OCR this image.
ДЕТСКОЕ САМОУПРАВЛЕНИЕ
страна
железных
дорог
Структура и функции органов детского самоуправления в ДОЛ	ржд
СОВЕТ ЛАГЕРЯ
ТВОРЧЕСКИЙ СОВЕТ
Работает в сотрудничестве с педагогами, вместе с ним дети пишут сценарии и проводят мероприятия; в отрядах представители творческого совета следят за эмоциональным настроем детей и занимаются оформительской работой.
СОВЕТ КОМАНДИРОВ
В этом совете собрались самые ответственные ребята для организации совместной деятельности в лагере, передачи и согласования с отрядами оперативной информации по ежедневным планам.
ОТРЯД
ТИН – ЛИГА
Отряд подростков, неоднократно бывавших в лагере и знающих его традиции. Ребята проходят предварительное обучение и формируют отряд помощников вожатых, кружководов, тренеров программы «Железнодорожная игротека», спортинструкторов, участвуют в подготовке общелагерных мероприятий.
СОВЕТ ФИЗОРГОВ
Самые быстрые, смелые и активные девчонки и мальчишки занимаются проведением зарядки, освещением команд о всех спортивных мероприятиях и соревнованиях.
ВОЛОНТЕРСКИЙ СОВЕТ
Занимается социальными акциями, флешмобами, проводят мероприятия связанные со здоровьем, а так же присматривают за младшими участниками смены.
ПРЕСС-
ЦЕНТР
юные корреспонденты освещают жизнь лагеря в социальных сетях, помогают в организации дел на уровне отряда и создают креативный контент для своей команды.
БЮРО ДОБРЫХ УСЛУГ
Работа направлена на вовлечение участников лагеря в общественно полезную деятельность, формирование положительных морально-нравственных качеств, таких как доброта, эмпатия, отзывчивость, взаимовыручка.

******

INSTRUCTIONS TO FOLLOW = Copy out all lines that carry the word "организации".

CORRECT ANSWER =
В этом совете собрались самые ответственные ребята для организации совместной деятельности в лагере, передачи и согласования с отрядами оперативной информации по ежедневным планам.
юные корреспонденты освещают жизнь лагеря в социальных сетях, помогают в организации дел на уровне отряда и создают креативный контент для своей команды.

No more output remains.